====== PAGE EXTRACT ======

Most Alice extensions to SML'97 are conservative. There are some incompatibilies to SML'97 however. Most of them are quite pathological, caught on compile time, and can easily be fixed in an SML compatible way.
Another limitation of Stockhausen Operette 1 is the lack of support for overloading: the toplevel arithmetic operators are only defined for type int. Moreover, Stockhausen currently does not distinguish equality types: equality is permitted on any type. Both features will probably be subsumed when we add something similar to type classes to the language in a later step.
The following are reserved words in Alice and may not be used as identifiers:
any constructor fct from import non pack unpack when withfun withval
Open pulls in infix status. Opening a structure that
will change the infix environment, while in SML it would not.
Example:
structure S = struct infix ++ fun l1++l2 = l1 @ l2 end open S val l = ++([1],[2]) (* error: misplaced infix *)
Fixes:
signature SIG =
sig
val ++ : 'a list * 'a list -> 'a list
end
structure S: SIG =
struct
infix ++
fun l1++l2 = l1 @ l2
end
open S
val l = ++([1],[2])

====== STORED DATA ======

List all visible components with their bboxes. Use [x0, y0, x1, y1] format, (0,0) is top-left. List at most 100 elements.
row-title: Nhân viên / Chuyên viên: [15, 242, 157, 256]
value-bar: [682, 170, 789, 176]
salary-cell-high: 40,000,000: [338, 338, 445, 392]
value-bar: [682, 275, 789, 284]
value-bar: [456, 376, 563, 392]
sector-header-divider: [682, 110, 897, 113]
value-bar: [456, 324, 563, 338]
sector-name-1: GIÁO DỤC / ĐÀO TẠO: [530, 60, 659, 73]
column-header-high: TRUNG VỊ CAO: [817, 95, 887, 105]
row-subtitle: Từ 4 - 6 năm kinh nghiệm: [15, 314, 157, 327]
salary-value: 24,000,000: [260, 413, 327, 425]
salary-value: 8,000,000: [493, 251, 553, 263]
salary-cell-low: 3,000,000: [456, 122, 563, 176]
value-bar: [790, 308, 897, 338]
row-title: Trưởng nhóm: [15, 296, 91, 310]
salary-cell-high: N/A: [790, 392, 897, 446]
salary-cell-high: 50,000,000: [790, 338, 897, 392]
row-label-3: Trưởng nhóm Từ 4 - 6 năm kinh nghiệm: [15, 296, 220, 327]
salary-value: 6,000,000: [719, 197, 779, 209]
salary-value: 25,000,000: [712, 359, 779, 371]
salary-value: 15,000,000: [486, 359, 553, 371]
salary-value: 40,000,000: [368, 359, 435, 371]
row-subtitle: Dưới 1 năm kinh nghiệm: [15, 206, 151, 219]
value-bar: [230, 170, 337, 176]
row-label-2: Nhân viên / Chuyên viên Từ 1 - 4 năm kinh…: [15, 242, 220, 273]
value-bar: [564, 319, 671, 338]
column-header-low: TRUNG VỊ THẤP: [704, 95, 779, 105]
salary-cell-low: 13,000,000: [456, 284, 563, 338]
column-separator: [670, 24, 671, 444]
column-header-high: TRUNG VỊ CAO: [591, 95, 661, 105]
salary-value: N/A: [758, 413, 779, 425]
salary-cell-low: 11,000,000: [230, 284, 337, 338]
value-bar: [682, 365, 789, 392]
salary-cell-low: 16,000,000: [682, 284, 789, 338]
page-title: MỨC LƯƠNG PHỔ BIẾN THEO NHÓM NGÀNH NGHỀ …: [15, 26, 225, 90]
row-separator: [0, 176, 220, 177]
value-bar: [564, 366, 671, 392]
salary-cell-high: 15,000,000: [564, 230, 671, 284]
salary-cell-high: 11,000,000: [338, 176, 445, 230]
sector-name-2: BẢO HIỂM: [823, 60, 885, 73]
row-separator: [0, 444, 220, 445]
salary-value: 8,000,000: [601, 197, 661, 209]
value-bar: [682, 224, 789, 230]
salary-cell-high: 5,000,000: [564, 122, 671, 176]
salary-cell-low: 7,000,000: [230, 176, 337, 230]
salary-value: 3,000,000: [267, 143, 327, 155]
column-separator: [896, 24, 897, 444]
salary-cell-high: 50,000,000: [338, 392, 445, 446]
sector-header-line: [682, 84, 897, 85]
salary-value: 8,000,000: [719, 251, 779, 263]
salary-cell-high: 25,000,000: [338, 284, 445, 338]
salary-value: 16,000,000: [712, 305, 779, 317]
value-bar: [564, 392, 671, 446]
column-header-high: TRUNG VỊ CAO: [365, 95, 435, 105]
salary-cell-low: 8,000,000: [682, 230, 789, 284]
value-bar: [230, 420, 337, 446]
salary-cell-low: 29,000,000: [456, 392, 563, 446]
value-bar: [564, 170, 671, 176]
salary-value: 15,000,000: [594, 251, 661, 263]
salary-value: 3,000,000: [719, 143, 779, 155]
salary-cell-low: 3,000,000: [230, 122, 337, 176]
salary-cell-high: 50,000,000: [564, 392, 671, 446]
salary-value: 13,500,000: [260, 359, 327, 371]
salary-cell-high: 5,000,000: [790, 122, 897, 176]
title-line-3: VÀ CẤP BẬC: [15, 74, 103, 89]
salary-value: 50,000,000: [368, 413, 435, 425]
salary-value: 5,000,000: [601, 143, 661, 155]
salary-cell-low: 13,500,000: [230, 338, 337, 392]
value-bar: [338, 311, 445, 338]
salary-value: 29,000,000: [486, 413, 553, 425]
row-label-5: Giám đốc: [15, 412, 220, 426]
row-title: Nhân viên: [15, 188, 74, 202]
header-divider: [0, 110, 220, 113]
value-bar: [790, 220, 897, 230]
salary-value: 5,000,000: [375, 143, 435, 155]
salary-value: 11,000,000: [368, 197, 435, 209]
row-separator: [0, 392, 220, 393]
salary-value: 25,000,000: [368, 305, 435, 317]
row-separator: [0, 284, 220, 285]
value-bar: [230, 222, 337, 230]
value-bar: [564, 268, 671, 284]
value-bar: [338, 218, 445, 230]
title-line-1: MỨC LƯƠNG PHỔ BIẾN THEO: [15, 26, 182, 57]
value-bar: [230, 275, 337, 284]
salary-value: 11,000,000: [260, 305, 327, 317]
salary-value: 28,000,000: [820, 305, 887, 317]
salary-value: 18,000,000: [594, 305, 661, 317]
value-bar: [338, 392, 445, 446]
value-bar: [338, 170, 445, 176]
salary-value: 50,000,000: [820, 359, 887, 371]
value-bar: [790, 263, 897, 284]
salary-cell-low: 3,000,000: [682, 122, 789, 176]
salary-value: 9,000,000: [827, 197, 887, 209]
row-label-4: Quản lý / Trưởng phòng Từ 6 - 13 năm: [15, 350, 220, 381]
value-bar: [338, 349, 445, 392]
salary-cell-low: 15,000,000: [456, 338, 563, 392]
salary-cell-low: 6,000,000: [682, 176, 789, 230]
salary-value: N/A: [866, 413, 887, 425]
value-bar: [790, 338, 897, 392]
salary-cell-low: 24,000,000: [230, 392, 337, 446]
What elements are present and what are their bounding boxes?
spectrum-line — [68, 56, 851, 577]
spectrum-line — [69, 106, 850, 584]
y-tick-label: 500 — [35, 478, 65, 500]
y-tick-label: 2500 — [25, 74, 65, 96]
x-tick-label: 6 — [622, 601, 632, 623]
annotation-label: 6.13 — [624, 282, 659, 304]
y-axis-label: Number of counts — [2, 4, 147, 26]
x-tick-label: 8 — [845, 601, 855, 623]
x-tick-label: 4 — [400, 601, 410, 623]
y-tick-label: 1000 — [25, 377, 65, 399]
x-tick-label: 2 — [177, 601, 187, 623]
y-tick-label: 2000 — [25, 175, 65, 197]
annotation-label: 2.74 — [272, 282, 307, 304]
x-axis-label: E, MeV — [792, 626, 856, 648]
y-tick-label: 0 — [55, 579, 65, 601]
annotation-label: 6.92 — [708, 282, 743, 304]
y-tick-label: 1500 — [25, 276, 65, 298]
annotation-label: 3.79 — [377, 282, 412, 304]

======

Continue the page on Alice's incompatibilities with SML'97 from its last line onward.

**TASK OUTPUT:**
val l = op++([1],[2])
Recursive value bindings do not remove constructor status on the identifiers bound. You cannot bind functions to an identifier that was a constructor previously.
Example:
val rec NONE = fn x => x fun NONE x = x
Both these declarations are legal in SML'97 due to some artefact of the formal language specification and would introduce a function named NONE, hiding the constructor status of NONE. In Alice it produces a type clash because it is interpreted as trying to match NONE with a lambda expression. This is consistent with SML'90 and other SML implementations like SML/NJ, however, and probably what the user would expect.
Fix:
For interoperability reasons, Stockhausen currently has the concept of syntactic arity for constructors. For example, in
type t = int * real
datatype t = A of int * real | B of {a:bool, b:string} | C of t
constructor A and B both have arity 2, while C has arity 1. Usually, syntactic arity can be ignored. However, signature matching is restricted to disallow changing the syntactic arity of constructors.
Example:
The following program will not elaborate in the current version of Stockhausen:
signature S1 =
sig
datatype t = C of int * real
end
structure M1 :> S1 = (* error: mismatch *)
sig
type u = int * real
datatype t = C of u
end
Neither will:
type u = int * real
signature S2 =
sig
datatype t = C of u
end
structure M2 :> S2 = (* error: mismatch *)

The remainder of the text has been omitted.